Dataset excerpts:
________________

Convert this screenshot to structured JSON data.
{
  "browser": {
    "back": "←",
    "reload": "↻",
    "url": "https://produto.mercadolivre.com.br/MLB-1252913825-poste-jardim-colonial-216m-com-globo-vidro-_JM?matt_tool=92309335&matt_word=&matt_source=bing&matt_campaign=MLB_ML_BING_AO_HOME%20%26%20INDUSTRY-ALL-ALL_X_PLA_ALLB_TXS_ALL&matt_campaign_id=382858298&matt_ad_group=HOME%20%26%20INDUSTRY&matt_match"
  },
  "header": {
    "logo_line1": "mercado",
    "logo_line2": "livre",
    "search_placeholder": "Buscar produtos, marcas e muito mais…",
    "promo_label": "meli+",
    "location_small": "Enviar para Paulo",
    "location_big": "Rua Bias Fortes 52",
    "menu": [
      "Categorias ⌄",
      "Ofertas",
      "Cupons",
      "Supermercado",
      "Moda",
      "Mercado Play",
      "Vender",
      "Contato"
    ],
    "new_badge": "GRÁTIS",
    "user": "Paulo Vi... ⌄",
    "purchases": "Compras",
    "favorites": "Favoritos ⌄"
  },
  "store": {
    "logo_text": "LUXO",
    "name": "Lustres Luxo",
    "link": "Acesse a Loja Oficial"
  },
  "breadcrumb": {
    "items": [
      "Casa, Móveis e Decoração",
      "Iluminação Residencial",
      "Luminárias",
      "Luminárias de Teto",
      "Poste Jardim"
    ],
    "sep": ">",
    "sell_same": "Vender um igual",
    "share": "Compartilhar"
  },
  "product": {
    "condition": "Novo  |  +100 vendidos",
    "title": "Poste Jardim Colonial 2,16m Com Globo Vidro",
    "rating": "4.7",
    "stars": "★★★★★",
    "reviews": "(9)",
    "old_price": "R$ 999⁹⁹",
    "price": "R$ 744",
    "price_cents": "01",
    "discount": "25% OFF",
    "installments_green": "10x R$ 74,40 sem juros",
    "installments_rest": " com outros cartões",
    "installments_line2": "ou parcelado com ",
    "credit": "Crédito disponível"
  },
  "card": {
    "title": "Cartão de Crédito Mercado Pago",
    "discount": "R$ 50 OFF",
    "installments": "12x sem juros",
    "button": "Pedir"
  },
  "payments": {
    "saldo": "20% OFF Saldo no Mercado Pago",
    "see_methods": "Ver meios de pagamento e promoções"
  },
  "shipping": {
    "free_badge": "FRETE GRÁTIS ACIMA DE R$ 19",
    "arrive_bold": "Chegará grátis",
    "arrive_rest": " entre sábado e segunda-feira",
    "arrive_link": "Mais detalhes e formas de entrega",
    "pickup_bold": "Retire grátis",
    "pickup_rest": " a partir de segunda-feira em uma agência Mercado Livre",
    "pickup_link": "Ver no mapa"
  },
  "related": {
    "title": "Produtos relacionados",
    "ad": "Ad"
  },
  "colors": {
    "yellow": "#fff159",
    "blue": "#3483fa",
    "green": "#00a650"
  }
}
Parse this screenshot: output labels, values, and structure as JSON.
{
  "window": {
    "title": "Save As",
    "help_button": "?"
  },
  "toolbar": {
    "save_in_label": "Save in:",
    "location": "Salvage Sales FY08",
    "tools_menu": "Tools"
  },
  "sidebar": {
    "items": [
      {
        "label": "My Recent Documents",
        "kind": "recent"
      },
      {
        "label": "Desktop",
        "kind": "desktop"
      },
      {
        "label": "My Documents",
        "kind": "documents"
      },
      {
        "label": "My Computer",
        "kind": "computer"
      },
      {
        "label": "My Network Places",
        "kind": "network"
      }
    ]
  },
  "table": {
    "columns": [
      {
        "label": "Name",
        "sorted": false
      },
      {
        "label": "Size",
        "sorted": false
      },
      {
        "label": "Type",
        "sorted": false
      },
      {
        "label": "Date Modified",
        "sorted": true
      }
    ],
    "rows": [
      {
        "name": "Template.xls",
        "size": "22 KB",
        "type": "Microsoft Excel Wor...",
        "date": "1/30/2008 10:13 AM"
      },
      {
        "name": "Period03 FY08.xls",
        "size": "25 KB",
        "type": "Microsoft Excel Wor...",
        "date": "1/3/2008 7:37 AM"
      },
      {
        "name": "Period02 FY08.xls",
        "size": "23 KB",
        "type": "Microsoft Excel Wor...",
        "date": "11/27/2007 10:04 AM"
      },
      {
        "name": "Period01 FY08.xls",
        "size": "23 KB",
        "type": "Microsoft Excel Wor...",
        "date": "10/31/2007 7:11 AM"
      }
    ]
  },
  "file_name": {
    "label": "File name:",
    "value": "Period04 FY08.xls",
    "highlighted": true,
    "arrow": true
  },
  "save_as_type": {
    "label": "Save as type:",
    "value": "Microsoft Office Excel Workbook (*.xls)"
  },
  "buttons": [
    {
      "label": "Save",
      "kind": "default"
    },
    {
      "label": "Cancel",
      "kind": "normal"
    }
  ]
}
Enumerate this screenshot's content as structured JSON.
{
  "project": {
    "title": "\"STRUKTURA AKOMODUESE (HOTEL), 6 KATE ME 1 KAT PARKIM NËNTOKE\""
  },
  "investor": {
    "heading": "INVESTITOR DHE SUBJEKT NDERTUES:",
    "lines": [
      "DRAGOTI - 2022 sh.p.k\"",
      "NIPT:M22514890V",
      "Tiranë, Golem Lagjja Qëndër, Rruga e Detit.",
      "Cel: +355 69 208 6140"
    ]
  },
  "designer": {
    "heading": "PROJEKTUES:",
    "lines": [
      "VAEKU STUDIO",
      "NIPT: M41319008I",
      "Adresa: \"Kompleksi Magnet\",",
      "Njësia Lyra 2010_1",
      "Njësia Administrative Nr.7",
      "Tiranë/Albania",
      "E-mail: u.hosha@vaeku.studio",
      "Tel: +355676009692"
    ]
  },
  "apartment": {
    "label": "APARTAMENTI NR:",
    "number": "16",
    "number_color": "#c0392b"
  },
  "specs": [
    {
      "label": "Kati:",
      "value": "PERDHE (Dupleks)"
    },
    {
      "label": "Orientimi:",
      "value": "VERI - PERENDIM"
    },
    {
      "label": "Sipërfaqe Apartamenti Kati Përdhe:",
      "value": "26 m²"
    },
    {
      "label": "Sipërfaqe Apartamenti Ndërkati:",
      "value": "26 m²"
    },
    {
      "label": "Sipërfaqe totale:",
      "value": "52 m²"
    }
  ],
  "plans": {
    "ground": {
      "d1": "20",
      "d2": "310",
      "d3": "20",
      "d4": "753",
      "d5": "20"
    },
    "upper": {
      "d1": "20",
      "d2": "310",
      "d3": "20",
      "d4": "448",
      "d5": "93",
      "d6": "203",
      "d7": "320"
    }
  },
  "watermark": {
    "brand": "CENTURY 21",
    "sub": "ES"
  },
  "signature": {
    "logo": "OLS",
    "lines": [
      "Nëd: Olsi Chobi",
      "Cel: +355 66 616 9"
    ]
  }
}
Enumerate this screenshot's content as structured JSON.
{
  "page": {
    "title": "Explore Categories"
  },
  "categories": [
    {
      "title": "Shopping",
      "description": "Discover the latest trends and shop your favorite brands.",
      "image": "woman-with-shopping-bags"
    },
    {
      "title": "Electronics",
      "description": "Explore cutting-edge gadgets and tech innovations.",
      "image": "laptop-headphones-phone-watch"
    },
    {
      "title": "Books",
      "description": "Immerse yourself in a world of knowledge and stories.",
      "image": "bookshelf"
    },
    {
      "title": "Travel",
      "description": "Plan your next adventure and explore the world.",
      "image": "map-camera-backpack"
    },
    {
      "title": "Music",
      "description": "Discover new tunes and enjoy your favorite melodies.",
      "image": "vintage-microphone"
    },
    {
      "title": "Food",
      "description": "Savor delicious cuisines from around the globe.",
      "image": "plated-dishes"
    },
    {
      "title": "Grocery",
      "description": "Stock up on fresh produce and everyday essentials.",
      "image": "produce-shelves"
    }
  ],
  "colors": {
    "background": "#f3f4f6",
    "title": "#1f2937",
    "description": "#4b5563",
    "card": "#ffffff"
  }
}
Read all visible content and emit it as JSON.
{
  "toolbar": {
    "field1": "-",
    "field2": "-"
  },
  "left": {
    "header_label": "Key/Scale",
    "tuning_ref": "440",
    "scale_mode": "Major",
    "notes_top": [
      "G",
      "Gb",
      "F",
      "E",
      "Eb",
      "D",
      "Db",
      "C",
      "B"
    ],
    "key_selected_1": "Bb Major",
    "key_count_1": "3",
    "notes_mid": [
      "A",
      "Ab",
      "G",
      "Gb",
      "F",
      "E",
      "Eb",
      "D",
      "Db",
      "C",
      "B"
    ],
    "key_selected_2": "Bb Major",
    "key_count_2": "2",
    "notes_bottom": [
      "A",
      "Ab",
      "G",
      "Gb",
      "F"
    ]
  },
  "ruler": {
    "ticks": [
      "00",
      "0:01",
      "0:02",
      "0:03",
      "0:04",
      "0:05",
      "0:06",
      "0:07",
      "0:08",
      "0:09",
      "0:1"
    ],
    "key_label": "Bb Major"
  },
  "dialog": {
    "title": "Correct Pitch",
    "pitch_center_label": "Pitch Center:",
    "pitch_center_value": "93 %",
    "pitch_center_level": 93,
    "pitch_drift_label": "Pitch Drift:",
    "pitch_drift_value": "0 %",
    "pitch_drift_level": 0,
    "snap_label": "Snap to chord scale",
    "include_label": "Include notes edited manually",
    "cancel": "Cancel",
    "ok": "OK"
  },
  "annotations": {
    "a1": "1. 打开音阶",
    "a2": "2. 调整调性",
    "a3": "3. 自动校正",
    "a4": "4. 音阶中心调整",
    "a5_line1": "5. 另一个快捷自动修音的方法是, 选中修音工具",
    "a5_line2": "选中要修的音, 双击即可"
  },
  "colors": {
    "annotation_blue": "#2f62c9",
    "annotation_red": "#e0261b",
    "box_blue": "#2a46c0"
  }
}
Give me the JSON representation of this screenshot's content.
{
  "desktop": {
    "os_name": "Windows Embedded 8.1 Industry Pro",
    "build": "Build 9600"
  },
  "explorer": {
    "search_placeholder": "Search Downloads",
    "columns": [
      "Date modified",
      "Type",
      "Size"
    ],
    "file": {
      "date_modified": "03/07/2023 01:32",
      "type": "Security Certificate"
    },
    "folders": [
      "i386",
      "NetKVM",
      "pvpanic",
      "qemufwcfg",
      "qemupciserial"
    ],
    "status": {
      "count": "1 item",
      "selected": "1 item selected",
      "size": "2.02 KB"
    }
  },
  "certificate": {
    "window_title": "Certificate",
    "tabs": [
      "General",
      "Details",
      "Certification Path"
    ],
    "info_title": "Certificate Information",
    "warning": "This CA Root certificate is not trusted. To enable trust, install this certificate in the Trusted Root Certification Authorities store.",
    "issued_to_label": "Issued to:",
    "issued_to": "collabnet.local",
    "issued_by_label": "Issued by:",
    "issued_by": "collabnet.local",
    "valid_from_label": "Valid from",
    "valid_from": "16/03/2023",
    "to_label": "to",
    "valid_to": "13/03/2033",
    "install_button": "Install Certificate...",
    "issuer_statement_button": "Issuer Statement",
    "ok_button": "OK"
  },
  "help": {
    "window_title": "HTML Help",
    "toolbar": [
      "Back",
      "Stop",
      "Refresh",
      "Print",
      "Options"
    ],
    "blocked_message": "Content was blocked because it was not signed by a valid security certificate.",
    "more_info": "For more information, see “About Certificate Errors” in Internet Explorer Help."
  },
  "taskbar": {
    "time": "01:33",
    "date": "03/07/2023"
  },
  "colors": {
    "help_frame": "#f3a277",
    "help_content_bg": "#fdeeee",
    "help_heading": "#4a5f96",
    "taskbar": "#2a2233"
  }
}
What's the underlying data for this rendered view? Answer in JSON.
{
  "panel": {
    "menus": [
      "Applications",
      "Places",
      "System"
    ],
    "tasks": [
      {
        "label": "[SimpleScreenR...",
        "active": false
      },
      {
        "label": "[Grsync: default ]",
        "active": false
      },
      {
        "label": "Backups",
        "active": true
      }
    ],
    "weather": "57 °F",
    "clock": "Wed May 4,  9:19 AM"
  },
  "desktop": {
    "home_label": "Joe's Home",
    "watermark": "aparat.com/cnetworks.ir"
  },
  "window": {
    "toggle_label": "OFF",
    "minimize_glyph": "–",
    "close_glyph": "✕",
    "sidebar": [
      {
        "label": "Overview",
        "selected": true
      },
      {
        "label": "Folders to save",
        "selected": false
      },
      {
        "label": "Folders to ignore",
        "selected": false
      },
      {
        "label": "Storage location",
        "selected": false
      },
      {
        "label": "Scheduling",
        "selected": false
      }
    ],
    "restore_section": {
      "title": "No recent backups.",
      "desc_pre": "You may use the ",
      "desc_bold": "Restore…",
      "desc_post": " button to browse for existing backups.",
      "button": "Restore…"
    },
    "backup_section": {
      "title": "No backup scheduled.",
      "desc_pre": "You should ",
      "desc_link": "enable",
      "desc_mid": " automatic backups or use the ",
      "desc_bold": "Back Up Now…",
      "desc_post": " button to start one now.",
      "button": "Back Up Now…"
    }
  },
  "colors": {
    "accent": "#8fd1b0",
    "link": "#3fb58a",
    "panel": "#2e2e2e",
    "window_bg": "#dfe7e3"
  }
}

________________

Requirements ::
List every line above that holds the word "segunda".

Exercise response ::
    "arrive_rest": " entre sábado e segunda-feira",
    "pickup_rest": " a partir de segunda-feira em uma agência Mercado Livre",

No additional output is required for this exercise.